* **Record extracts**:
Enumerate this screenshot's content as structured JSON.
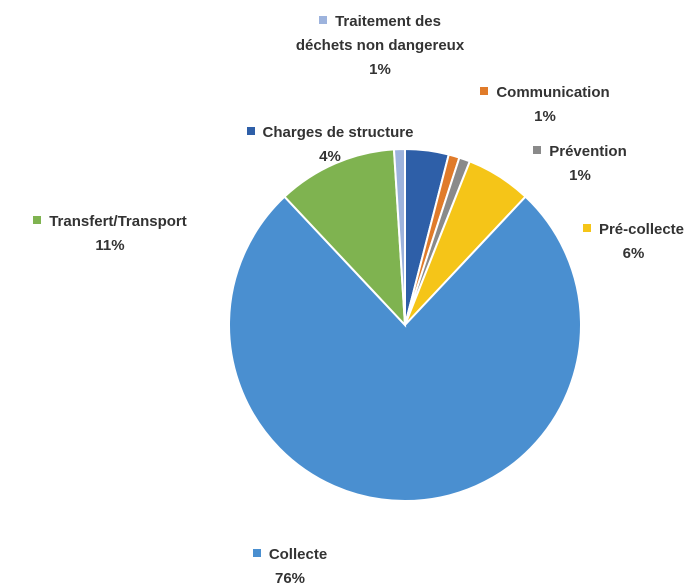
{
  "chart_data": {
    "type": "pie",
    "categories": [
      "Charges de structure",
      "Communication",
      "Prévention",
      "Pré-collecte",
      "Collecte",
      "Transfert/Transport",
      "Traitement des déchets non dangereux"
    ],
    "values": [
      4,
      1,
      1,
      6,
      76,
      11,
      1
    ],
    "value_labels": [
      "4%",
      "1%",
      "1%",
      "6%",
      "76%",
      "11%",
      "1%"
    ],
    "colors": [
      "#2e5fa8",
      "#e07b2a",
      "#8a8a8a",
      "#f5c518",
      "#4a8fd0",
      "#7fb350",
      "#9db3dd"
    ]
  }
}
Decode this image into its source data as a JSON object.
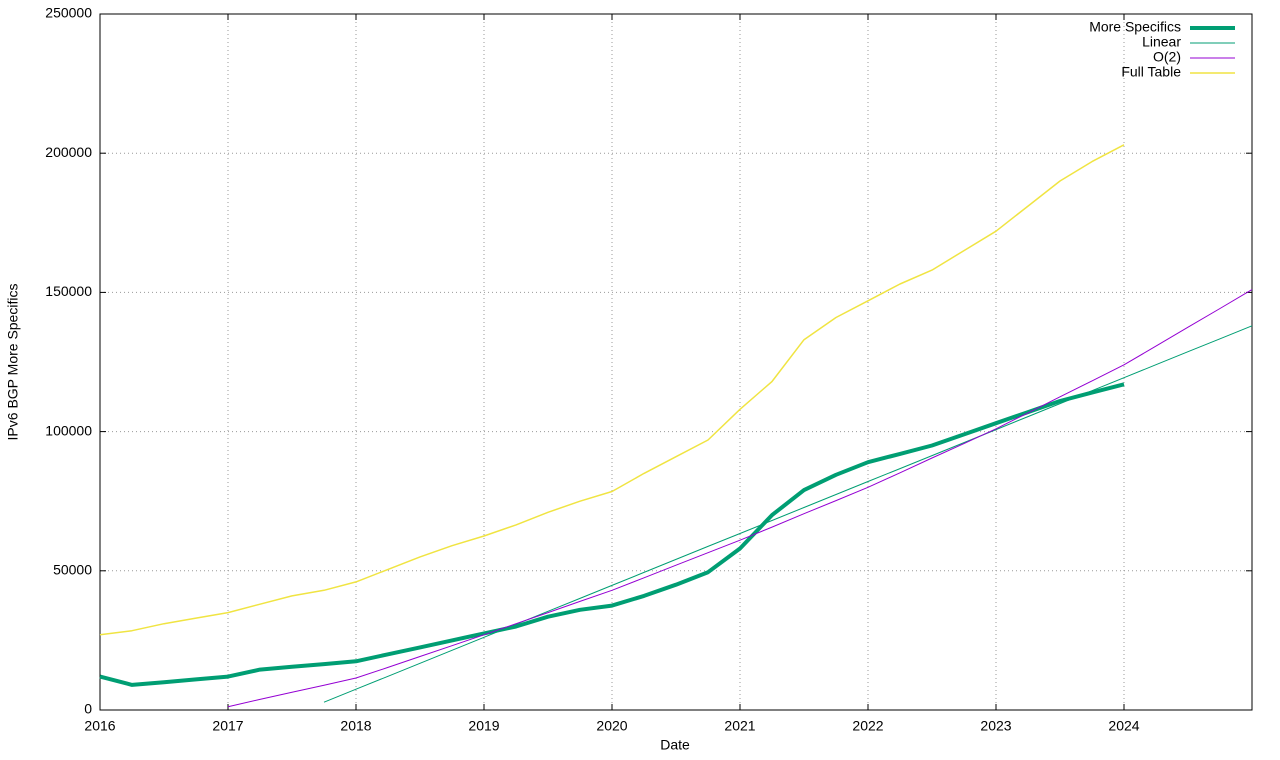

* **Work instructions**: Each record above is to be restated exactly, with its pictures removed from the copy.

* **Result of this exercise**:
Enumerate this screenshot's content as structured JSON.
{
  "chart_data": {
    "type": "pie",
    "categories": [
      "Charges de structure",
      "Communication",
      "Prévention",
      "Pré-collecte",
      "Collecte",
      "Transfert/Transport",
      "Traitement des déchets non dangereux"
    ],
    "values": [
      4,
      1,
      1,
      6,
      76,
      11,
      1
    ],
    "value_labels": [
      "4%",
      "1%",
      "1%",
      "6%",
      "76%",
      "11%",
      "1%"
    ],
    "colors": [
      "#2e5fa8",
      "#e07b2a",
      "#8a8a8a",
      "#f5c518",
      "#4a8fd0",
      "#7fb350",
      "#9db3dd"
    ]
  }
}
Decode this image into its source data as a JSON object.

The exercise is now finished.